Check each line of the records below for the word "into" and copy those where it appears.
--- Begin ---
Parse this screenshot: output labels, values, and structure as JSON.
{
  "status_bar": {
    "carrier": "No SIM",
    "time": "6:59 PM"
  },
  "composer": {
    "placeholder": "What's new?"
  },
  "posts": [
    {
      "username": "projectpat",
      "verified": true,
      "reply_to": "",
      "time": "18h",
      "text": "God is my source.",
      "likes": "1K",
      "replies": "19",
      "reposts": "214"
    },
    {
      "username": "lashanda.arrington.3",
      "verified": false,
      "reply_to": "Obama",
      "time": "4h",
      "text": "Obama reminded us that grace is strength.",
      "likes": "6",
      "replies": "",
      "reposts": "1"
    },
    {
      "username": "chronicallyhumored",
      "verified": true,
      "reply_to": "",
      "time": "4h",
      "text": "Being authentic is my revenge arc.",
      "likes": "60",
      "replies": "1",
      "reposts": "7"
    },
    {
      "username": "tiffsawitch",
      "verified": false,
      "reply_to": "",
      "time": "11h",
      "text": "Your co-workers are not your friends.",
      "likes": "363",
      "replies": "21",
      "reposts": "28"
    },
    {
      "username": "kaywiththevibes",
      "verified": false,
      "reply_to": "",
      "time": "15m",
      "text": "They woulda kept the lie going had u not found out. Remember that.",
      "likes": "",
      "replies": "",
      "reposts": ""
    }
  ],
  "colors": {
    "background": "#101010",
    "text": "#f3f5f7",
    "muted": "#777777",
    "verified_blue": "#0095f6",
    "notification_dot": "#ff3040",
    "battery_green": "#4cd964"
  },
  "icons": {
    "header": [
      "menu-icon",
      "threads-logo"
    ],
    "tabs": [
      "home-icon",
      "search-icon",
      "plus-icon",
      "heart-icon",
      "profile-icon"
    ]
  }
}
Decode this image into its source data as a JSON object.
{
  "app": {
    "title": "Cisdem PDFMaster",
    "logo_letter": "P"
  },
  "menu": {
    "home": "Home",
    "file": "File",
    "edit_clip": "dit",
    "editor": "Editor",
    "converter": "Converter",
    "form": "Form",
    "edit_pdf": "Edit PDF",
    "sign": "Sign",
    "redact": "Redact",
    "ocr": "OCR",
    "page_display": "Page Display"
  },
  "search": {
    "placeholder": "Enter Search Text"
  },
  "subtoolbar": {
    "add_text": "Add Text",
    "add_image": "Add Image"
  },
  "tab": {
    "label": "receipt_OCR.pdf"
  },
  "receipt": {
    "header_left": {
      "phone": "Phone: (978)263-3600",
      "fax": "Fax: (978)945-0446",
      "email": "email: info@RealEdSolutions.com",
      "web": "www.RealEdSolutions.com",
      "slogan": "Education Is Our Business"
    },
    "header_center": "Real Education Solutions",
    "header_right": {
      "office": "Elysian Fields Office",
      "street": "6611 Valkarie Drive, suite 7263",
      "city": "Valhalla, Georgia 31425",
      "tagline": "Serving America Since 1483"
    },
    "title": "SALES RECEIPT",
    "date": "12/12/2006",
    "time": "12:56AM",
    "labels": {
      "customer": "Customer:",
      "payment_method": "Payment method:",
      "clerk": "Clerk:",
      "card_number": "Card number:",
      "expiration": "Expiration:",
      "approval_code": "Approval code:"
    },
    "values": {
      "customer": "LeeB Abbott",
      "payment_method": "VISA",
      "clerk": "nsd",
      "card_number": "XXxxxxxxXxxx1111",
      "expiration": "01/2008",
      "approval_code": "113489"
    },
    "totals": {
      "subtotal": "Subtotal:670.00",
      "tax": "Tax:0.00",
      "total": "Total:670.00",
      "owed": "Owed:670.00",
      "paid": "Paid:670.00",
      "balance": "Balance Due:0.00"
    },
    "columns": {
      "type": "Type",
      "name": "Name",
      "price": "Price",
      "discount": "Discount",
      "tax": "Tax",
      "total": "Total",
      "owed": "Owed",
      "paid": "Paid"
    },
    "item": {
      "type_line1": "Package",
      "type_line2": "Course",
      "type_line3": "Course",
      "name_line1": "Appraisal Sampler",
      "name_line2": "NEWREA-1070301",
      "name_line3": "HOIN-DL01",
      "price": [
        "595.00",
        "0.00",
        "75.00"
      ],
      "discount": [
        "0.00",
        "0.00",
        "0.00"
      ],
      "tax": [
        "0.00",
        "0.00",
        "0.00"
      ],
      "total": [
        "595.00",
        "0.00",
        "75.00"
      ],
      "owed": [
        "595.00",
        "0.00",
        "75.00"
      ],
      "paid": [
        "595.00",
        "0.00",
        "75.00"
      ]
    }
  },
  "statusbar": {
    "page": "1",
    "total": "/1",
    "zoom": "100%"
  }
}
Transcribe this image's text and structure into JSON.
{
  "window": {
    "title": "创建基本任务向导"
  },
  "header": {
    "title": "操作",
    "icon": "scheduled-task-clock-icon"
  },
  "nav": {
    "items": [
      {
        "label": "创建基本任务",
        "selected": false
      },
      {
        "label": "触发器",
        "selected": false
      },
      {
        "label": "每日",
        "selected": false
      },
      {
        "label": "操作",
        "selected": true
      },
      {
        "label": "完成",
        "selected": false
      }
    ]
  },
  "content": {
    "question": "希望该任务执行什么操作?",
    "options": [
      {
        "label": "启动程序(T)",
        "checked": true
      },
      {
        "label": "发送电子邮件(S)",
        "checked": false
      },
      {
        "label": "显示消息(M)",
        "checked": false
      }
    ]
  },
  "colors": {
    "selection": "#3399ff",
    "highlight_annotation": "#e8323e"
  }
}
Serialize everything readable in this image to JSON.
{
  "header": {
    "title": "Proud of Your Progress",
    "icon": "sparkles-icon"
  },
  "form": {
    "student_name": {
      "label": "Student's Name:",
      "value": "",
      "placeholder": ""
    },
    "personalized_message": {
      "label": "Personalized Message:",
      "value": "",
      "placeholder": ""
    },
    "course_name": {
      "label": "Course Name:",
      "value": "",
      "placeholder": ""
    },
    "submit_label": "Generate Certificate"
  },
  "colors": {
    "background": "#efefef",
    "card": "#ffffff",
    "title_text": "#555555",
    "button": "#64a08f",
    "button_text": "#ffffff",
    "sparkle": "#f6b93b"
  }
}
--- End ---
FINAL ANSWER:
Decode this image into its source data as a JSON object.
Transcribe this image's text and structure into JSON.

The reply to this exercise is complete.